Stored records
+ + + + +

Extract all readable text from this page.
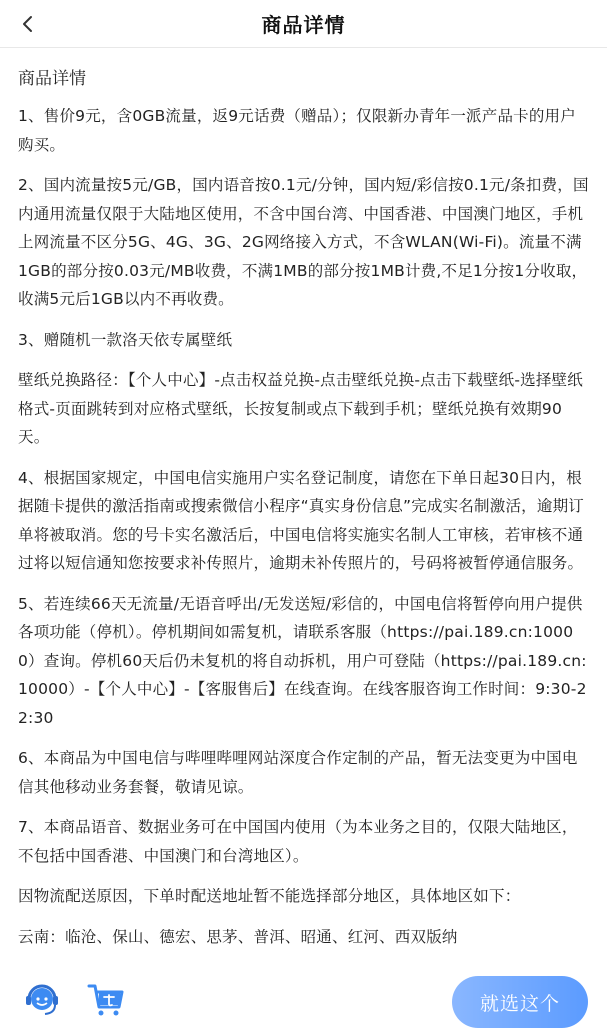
商品详情
商品详情

1、售价9元，含0GB流量，返9元话费（赠品）；仅限新办青年一派产品卡的用户购买。

2、国内流量按5元/GB，国内语音按0.1元/分钟，国内短/彩信按0.1元/条扣费，国内通用流量仅限于大陆地区使用，不含中国台湾、中国香港、中国澳门地区，手机上网流量不区分5G、4G、3G、2G网络接入方式，不含WLAN(Wi-Fi)。流量不满1GB的部分按0.03元/MB收费，不满1MB的部分按1MB计费,不足1分按1分收取，收满5元后1GB以内不再收费。

3、赠随机一款洛天依专属壁纸

壁纸兑换路径：【个人中心】-点击权益兑换-点击壁纸兑换-点击下载壁纸-选择壁纸格式-页面跳转到对应格式壁纸，长按复制或点下载到手机；壁纸兑换有效期90天。

4、根据国家规定，中国电信实施用户实名登记制度，请您在下单日起30日内，根据随卡提供的激活指南或搜索微信小程序“真实身份信息”完成实名制激活，逾期订单将被取消。您的号卡实名激活后，中国电信将实施实名制人工审核，若审核不通过将以短信通知您按要求补传照片，逾期未补传照片的，号码将被暂停通信服务。

5、若连续66天无流量/无语音呼出/无发送短/彩信的，中国电信将暂停向用户提供各项功能（停机）。停机期间如需复机，请联系客服（https://pai.189.cn:10000）查询。停机60天后仍未复机的将自动拆机，用户可登陆（https://pai.189.cn:10000）-【个人中心】-【客服售后】在线查询。在线客服咨询工作时间：9:30-22:30

6、本商品为中国电信与哔哩哔哩网站深度合作定制的产品，暂无法变更为中国电信其他移动业务套餐，敬请见谅。

7、本商品语音、数据业务可在中国国内使用（为本业务之目的，仅限大陆地区，不包括中国香港、中国澳门和台湾地区）。

因物流配送原因，下单时配送地址暂不能选择部分地区，具体地区如下：

云南：临沧、保山、德宏、思茅、普洱、昭通、红河、西双版纳

就选这个
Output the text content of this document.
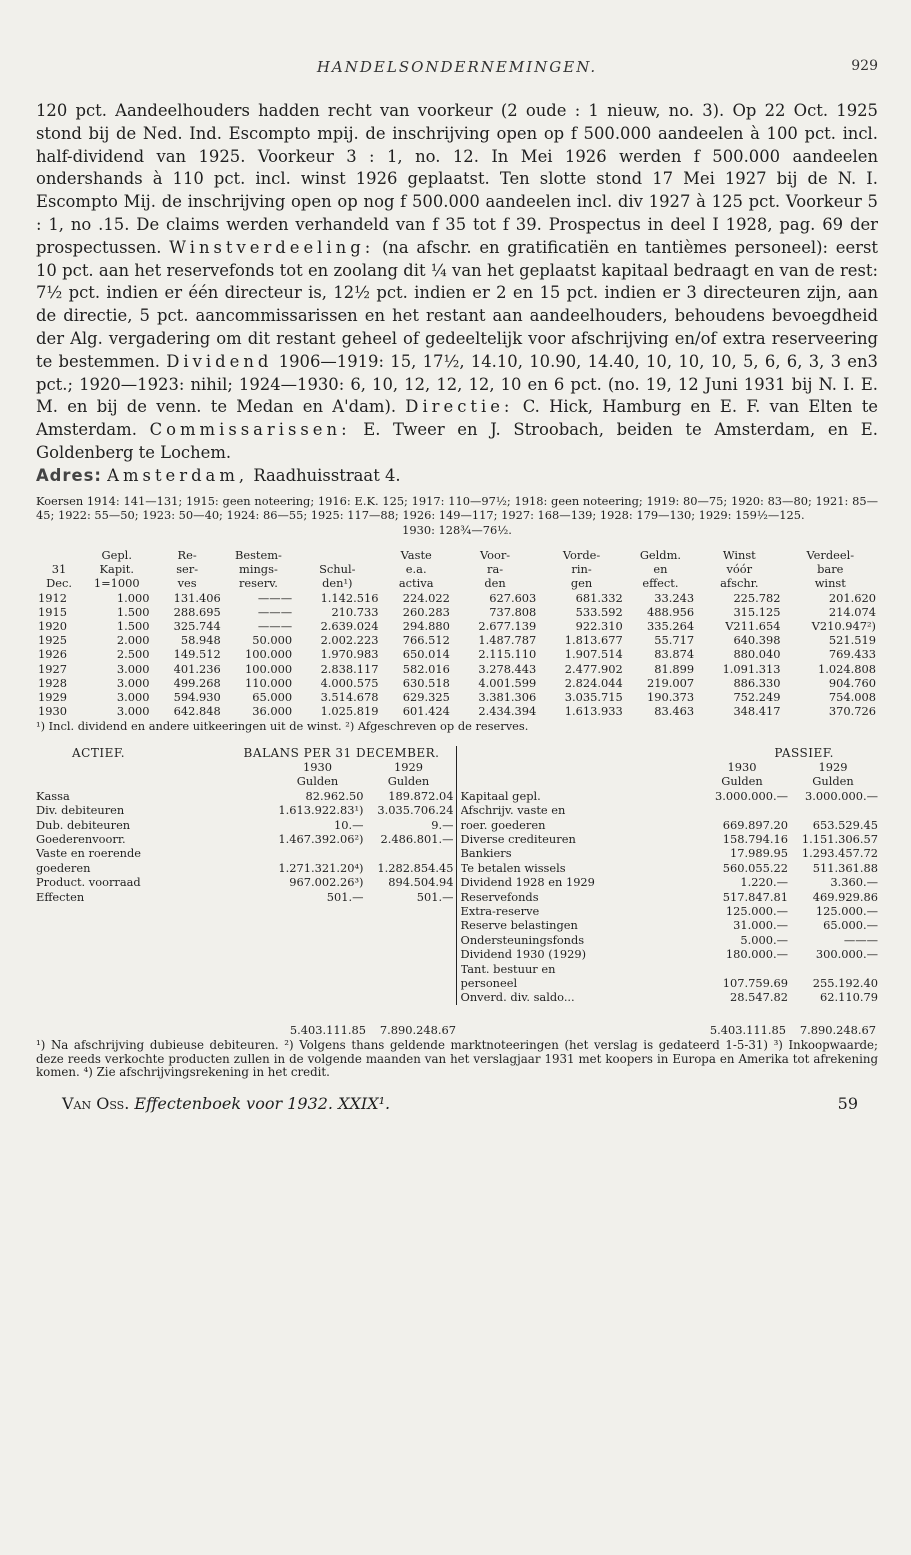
HANDELSONDERNEMINGEN.	929

120 pct. Aandeelhouders hadden recht van voorkeur (2 oude : 1 nieuw, no. 3). Op 22 Oct. 1925 stond bij de Ned. Ind. Escompto mpij. de inschrijving open op f 500.000 aandeelen à 100 pct. incl. half-dividend van 1925. Voorkeur 3 : 1, no. 12. In Mei 1926 werden f 500.000 aandeelen ondershands à 110 pct. incl. winst 1926 geplaatst. Ten slotte stond 17 Mei 1927 bij de N. I. Escompto Mij. de inschrijving open op nog f 500.000 aandeelen incl. div 1927 à 125 pct. Voorkeur 5 : 1, no .15. De claims werden verhandeld van f 35 tot f 39. Prospectus in deel I 1928, pag. 69 der prospectussen. Winstverdeeling: (na afschr. en gratificatiën en tantièmes personeel): eerst 10 pct. aan het reservefonds tot en zoolang dit ¼ van het geplaatst kapitaal bedraagt en van de rest: 7½ pct. indien er één directeur is, 12½ pct. indien er 2 en 15 pct. indien er 3 directeuren zijn, aan de directie, 5 pct. aancommissarissen en het restant aan aandeelhouders, behoudens bevoegdheid der Alg. vergadering om dit restant geheel of gedeeltelijk voor afschrijving en/of extra reserveering te bestemmen. Dividend 1906—1919: 15, 17½, 14.10, 10.90, 14.40, 10, 10, 10, 5, 6, 6, 3, 3 en3 pct.; 1920—1923: nihil; 1924—1930: 6, 10, 12, 12, 12, 10 en 6 pct. (no. 19, 12 Juni 1931 bij N. I. E. M. en bij de venn. te Medan en A'dam). Directie: C. Hick, Hamburg en E. F. van Elten te Amsterdam. Commissarissen: E. Tweer en J. Stroobach, beiden te Amsterdam, en E. Goldenberg te Lochem.

Adres: Amsterdam, Raadhuisstraat 4.

Koersen 1914: 141—131; 1915: geen noteering; 1916: E.K. 125; 1917: 110—97½; 1918: geen noteering; 1919: 80—75; 1920: 83—80; 1921: 85—45; 1922: 55—50; 1923: 50—40; 1924: 86—55; 1925: 117—88; 1926: 149—117; 1927: 168—139; 1928: 179—130; 1929: 159½—125.
1930: 128¾—76½.
	Gepl.	Re-	Bestem-		Vaste	Voor-	Vorde-	Geldm.	Winst	Verdeel-
31	Kapit.	ser-	mings-	Schul-	e.a.	ra-	rin-	en	vóór	bare
Dec.	1=1000	ves	reserv.	den¹)	activa	den	gen	effect.	afschr.	winst
1912	1.000	131.406	———	1.142.516	224.022	627.603	681.332	33.243	225.782	201.620
1915	1.500	288.695	———	210.733	260.283	737.808	533.592	488.956	315.125	214.074
1920	1.500	325.744	———	2.639.024	294.880	2.677.139	922.310	335.264	V211.654	V210.947²)
1925	2.000	58.948	50.000	2.002.223	766.512	1.487.787	1.813.677	55.717	640.398	521.519
1926	2.500	149.512	100.000	1.970.983	650.014	2.115.110	1.907.514	83.874	880.040	769.433
1927	3.000	401.236	100.000	2.838.117	582.016	3.278.443	2.477.902	81.899	1.091.313	1.024.808
1928	3.000	499.268	110.000	4.000.575	630.518	4.001.599	2.824.044	219.007	886.330	904.760
1929	3.000	594.930	65.000	3.514.678	629.325	3.381.306	3.035.715	190.373	752.249	754.008
1930	3.000	642.848	36.000	1.025.819	601.424	2.434.394	1.613.933	83.463	348.417	370.726
¹) Incl. dividend en andere uitkeeringen uit de winst. ²) Afgeschreven op de reserves.
ACTIEF.	BALANS PER 31 DECEMBER.
1930	1929
Gulden	Gulden
Kassa	82.962.50	189.872.04
Div. debiteuren	1.613.922.83¹)	3.035.706.24
Dub. debiteuren	10.—	9.—
Goederenvoorr.	1.467.392.06²)	2.486.801.—
Vaste en roerende
goederen	1.271.321.20⁴)	1.282.854.45
Product. voorraad	967.002.26³)	894.504.94
Effecten	501.—	501.—
PASSIEF.
1930	1929
Gulden	Gulden
Kapitaal gepl.	3.000.000.—	3.000.000.—
Afschrijv. vaste en
roer. goederen	669.897.20	653.529.45
Diverse crediteuren	158.794.16	1.151.306.57
Bankiers	17.989.95	1.293.457.72
Te betalen wissels	560.055.22	511.361.88
Dividend 1928 en 1929	1.220.—	3.360.—
Reservefonds	517.847.81	469.929.86
Extra-reserve	125.000.—	125.000.—
Reserve belastingen	31.000.—	65.000.—
Ondersteuningsfonds	5.000.—	———
Dividend 1930 (1929)	180.000.—	300.000.—
Tant. bestuur en
personeel	107.759.69	255.192.40
Onverd. div. saldo...	28.547.82	62.110.79
5.403.111.85	7.890.248.67	5.403.111.85	7.890.248.67
¹) Na afschrijving dubieuse debiteuren. ²) Volgens thans geldende marktnoteeringen (het verslag is gedateerd 1-5-31) ³) Inkoopwaarde; deze reeds verkochte producten zullen in de volgende maanden van het verslagjaar 1931 met koopers in Europa en Amerika tot afrekening komen. ⁴) Zie afschrijvingsrekening in het credit.
Van Oss. Effectenboek voor 1932. XXIX¹.	59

+ + + + +

STATED PROBLEM:
Consider the entries above and return each line with the string "个人中心".

THE COMPLETED TASK:
壁纸兑换路径：【个人中心】-点击权益兑换-点击壁纸兑换-点击下载壁纸-选择壁纸格式-页面跳转到对应格式壁纸，长按复制或点下载到手机；壁纸兑换有效期90天。
5、若连续66天无流量/无语音呼出/无发送短/彩信的，中国电信将暂停向用户提供各项功能（停机）。停机期间如需复机，请联系客服（https://pai.189.cn:10000）查询。停机60天后仍未复机的将自动拆机，用户可登陆（https://pai.189.cn:10000）-【个人中心】-【客服售后】在线查询。在线客服咨询工作时间：9:30-22:30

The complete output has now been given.